## Task
For this exercise, repeat all of the material verbatim apart from its images.
+++ Material provided
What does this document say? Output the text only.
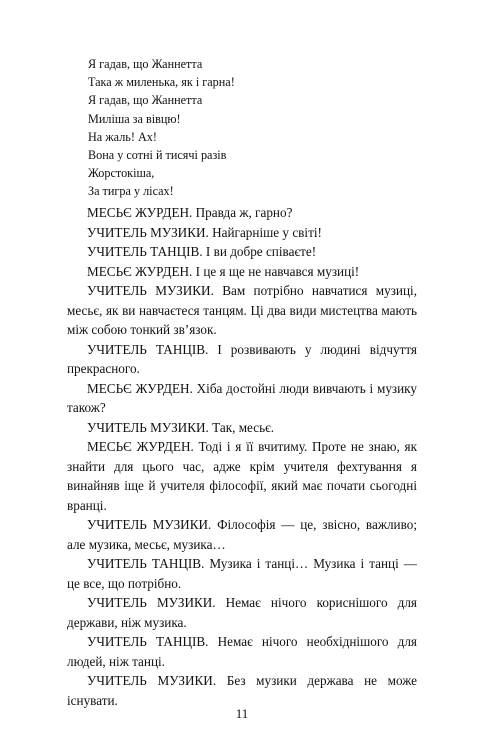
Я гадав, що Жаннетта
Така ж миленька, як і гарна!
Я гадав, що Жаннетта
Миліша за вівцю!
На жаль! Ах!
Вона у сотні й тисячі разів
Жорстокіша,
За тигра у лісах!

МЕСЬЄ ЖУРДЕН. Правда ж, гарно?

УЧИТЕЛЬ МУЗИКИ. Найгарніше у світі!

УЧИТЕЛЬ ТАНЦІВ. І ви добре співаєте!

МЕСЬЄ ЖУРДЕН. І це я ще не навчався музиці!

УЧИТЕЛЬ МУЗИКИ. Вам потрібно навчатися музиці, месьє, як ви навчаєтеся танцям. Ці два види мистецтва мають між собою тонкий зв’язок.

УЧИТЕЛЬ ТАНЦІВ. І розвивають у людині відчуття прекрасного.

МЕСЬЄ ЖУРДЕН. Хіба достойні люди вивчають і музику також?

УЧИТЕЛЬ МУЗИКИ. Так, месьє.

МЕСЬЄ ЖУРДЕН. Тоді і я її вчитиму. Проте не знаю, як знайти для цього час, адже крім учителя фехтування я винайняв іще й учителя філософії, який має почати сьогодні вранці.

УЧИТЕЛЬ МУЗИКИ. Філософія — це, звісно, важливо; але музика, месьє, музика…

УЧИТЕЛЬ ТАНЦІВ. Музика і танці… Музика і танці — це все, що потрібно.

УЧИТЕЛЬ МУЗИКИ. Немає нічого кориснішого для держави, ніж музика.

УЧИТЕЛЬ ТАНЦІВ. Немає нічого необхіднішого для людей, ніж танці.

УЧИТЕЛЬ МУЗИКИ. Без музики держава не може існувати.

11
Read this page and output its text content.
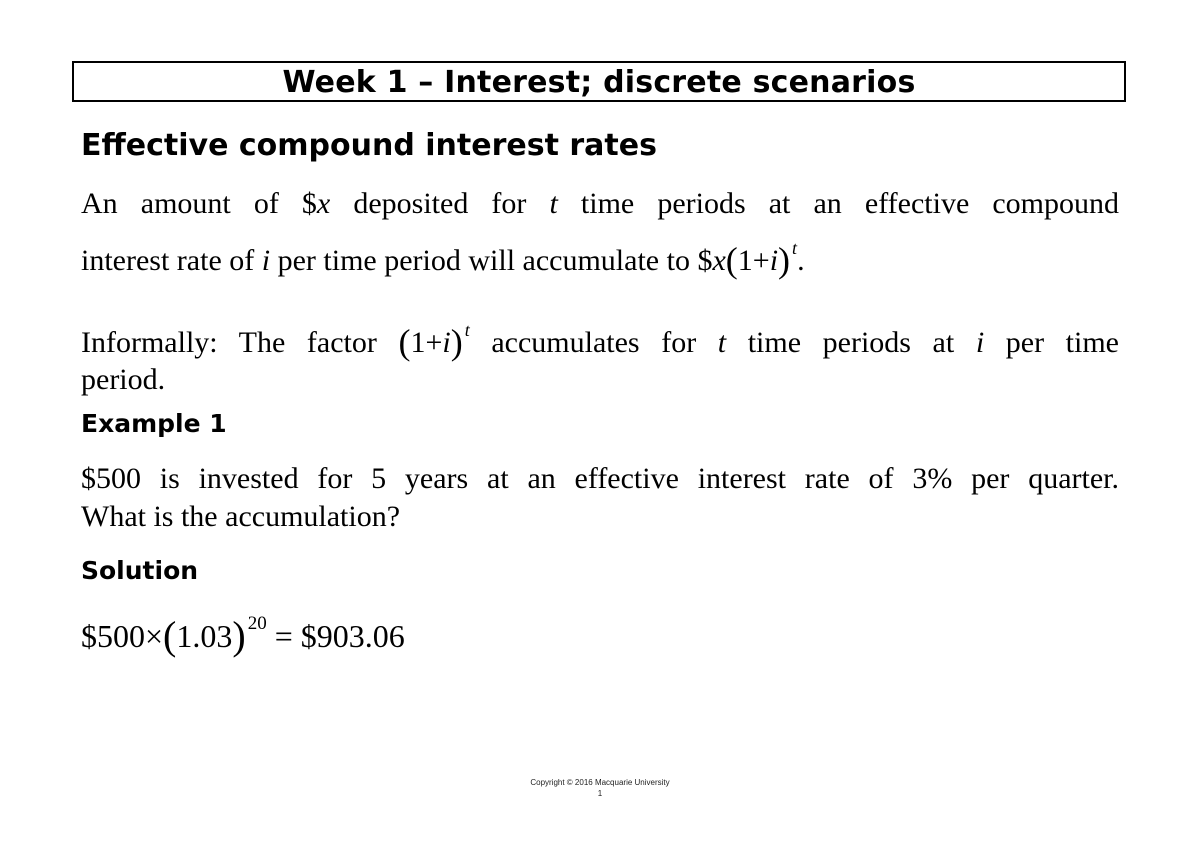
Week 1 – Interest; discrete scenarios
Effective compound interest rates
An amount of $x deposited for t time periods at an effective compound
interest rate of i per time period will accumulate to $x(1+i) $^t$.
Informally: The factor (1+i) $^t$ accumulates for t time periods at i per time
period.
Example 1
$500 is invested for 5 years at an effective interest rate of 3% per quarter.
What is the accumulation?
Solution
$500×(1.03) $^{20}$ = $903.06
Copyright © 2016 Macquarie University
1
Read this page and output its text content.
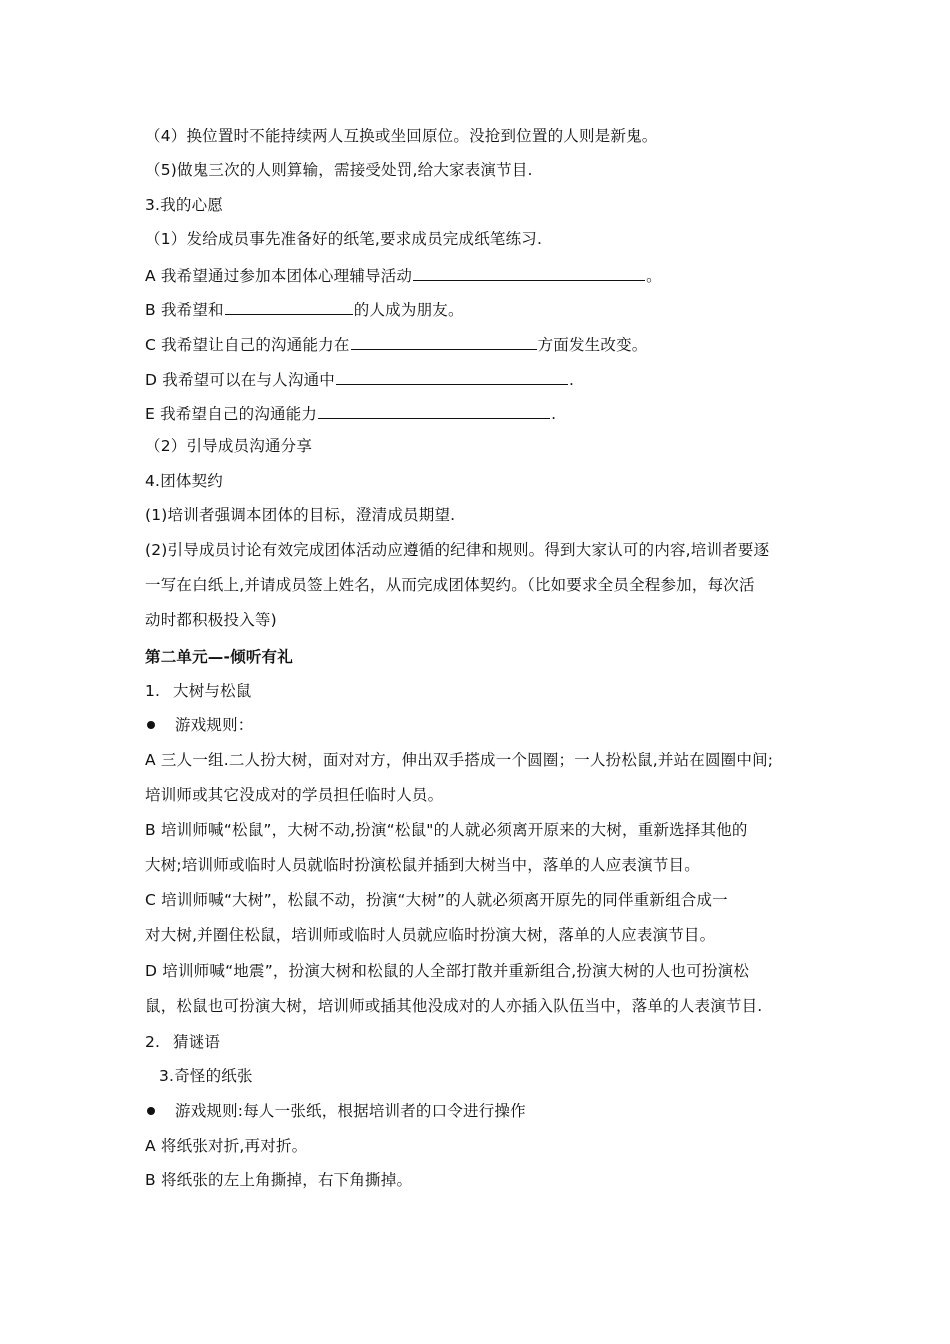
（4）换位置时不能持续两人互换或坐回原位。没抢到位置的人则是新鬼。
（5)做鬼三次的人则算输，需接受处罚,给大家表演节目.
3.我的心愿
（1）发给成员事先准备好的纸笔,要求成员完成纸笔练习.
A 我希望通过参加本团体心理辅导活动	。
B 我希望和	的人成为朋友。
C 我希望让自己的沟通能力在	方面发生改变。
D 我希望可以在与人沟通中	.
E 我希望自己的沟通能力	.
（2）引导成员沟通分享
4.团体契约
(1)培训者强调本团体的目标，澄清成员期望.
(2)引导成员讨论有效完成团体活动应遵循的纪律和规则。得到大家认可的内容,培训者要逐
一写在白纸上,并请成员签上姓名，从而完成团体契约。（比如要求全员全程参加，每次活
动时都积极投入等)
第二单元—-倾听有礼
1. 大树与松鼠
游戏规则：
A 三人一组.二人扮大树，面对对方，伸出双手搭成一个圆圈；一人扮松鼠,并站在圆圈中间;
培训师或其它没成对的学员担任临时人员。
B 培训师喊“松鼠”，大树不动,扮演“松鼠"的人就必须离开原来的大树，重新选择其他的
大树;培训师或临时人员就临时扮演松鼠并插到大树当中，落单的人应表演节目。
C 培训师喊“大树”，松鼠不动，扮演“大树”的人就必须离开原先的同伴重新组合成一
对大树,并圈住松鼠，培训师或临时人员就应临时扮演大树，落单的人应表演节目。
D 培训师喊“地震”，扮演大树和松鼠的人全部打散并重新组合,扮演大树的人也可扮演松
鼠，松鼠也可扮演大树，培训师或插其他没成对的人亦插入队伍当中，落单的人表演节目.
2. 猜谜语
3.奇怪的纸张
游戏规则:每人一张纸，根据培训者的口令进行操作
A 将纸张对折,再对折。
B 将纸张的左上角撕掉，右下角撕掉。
++++++
## Answer to the task
What does this document say? Output the text only.
Я гадав, що Жаннетта
Така ж миленька, як і гарна!
Я гадав, що Жаннетта
Миліша за вівцю!
На жаль! Ах!
Вона у сотні й тисячі разів
Жорстокіша,
За тигра у лісах!

МЕСЬЄ ЖУРДЕН. Правда ж, гарно?

УЧИТЕЛЬ МУЗИКИ. Найгарніше у світі!

УЧИТЕЛЬ ТАНЦІВ. І ви добре співаєте!

МЕСЬЄ ЖУРДЕН. І це я ще не навчався музиці!

УЧИТЕЛЬ МУЗИКИ. Вам потрібно навчатися музиці, месьє, як ви навчаєтеся танцям. Ці два види мистецтва мають між собою тонкий зв’язок.

УЧИТЕЛЬ ТАНЦІВ. І розвивають у людині відчуття прекрасного.

МЕСЬЄ ЖУРДЕН. Хіба достойні люди вивчають і музику також?

УЧИТЕЛЬ МУЗИКИ. Так, месьє.

МЕСЬЄ ЖУРДЕН. Тоді і я її вчитиму. Проте не знаю, як знайти для цього час, адже крім учителя фехтування я винайняв іще й учителя філософії, який має почати сьогодні вранці.

УЧИТЕЛЬ МУЗИКИ. Філософія — це, звісно, важливо; але музика, месьє, музика…

УЧИТЕЛЬ ТАНЦІВ. Музика і танці… Музика і танці — це все, що потрібно.

УЧИТЕЛЬ МУЗИКИ. Немає нічого кориснішого для держави, ніж музика.

УЧИТЕЛЬ ТАНЦІВ. Немає нічого необхіднішого для людей, ніж танці.

УЧИТЕЛЬ МУЗИКИ. Без музики держава не може існувати.

11
Read this page and output its text content.
Week 1 – Interest; discrete scenarios
Effective compound interest rates
An amount of $x deposited for t time periods at an effective compound
interest rate of i per time period will accumulate to $x(1+i) $^t$.
Informally: The factor (1+i) $^t$ accumulates for t time periods at i per time
period.
Example 1
$500 is invested for 5 years at an effective interest rate of 3% per quarter.
What is the accumulation?
Solution
$500×(1.03) $^{20}$ = $903.06
Copyright © 2016 Macquarie University
1
Read this page and output its text content.
（4）换位置时不能持续两人互换或坐回原位。没抢到位置的人则是新鬼。
（5)做鬼三次的人则算输，需接受处罚,给大家表演节目.
3.我的心愿
（1）发给成员事先准备好的纸笔,要求成员完成纸笔练习.
A 我希望通过参加本团体心理辅导活动	。
B 我希望和	的人成为朋友。
C 我希望让自己的沟通能力在	方面发生改变。
D 我希望可以在与人沟通中	.
E 我希望自己的沟通能力	.
（2）引导成员沟通分享
4.团体契约
(1)培训者强调本团体的目标，澄清成员期望.
(2)引导成员讨论有效完成团体活动应遵循的纪律和规则。得到大家认可的内容,培训者要逐
一写在白纸上,并请成员签上姓名，从而完成团体契约。（比如要求全员全程参加，每次活
动时都积极投入等)
第二单元—-倾听有礼
1. 大树与松鼠
游戏规则：
A 三人一组.二人扮大树，面对对方，伸出双手搭成一个圆圈；一人扮松鼠,并站在圆圈中间;
培训师或其它没成对的学员担任临时人员。
B 培训师喊“松鼠”，大树不动,扮演“松鼠"的人就必须离开原来的大树，重新选择其他的
大树;培训师或临时人员就临时扮演松鼠并插到大树当中，落单的人应表演节目。
C 培训师喊“大树”，松鼠不动，扮演“大树”的人就必须离开原先的同伴重新组合成一
对大树,并圈住松鼠，培训师或临时人员就应临时扮演大树，落单的人应表演节目。
D 培训师喊“地震”，扮演大树和松鼠的人全部打散并重新组合,扮演大树的人也可扮演松
鼠，松鼠也可扮演大树，培训师或插其他没成对的人亦插入队伍当中，落单的人表演节目.
2. 猜谜语
3.奇怪的纸张
游戏规则:每人一张纸，根据培训者的口令进行操作
A 将纸张对折,再对折。
B 将纸张的左上角撕掉，右下角撕掉。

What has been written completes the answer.